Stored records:

################

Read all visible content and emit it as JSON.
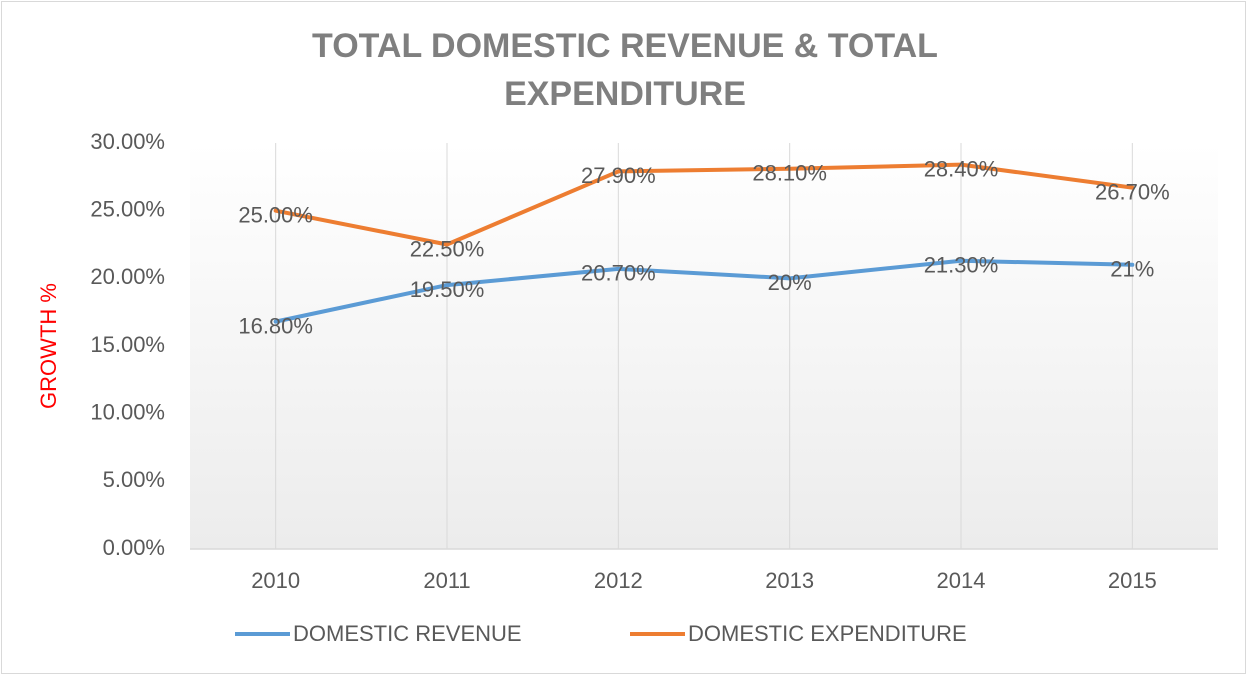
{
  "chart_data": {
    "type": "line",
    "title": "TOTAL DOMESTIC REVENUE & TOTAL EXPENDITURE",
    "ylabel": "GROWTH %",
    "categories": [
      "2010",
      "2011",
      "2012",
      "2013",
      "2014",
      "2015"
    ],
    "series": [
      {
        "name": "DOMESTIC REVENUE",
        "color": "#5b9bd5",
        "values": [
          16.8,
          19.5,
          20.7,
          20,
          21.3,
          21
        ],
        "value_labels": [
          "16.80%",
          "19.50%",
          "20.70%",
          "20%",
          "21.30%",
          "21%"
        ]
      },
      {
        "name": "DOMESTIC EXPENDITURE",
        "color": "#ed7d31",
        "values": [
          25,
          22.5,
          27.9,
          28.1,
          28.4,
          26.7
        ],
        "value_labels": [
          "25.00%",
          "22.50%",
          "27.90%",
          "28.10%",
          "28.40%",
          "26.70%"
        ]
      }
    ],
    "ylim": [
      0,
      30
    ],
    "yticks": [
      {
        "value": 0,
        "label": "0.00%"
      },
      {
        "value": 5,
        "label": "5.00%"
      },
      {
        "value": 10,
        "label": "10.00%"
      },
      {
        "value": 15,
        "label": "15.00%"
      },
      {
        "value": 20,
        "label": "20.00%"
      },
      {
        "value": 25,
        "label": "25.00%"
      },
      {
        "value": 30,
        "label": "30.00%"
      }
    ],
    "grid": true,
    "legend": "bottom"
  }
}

################

Task prompt:
Look through the entries above; copy every line holding the string "name".

Response to this task:
        "name": "DOMESTIC REVENUE",
        "name": "DOMESTIC EXPENDITURE",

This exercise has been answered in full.